From the records below, copy every line that contains the word "Positive".

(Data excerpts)
******************************

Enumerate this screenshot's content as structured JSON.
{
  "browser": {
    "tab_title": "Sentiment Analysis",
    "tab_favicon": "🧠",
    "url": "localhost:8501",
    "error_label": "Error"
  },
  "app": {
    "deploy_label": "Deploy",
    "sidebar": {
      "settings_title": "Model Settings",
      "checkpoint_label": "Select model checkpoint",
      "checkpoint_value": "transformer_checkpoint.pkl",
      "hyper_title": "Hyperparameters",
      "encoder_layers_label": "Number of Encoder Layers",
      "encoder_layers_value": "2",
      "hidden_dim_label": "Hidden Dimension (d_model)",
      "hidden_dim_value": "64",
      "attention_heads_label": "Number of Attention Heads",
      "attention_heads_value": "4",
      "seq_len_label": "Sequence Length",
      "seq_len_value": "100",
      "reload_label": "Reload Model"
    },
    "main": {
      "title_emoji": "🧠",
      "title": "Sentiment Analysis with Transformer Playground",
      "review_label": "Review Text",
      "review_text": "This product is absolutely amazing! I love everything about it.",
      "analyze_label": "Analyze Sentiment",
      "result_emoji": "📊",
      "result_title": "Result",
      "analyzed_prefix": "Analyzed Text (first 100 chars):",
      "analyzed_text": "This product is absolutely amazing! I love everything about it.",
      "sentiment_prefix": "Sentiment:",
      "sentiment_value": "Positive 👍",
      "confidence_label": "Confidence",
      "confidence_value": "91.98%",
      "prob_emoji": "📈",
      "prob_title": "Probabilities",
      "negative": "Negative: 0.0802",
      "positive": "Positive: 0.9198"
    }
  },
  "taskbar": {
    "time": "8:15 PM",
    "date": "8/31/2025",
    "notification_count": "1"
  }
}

******************************

◆ RESULT FOR THIS EXERCISE
      "sentiment_value": "Positive 👍",
      "positive": "Positive: 0.9198"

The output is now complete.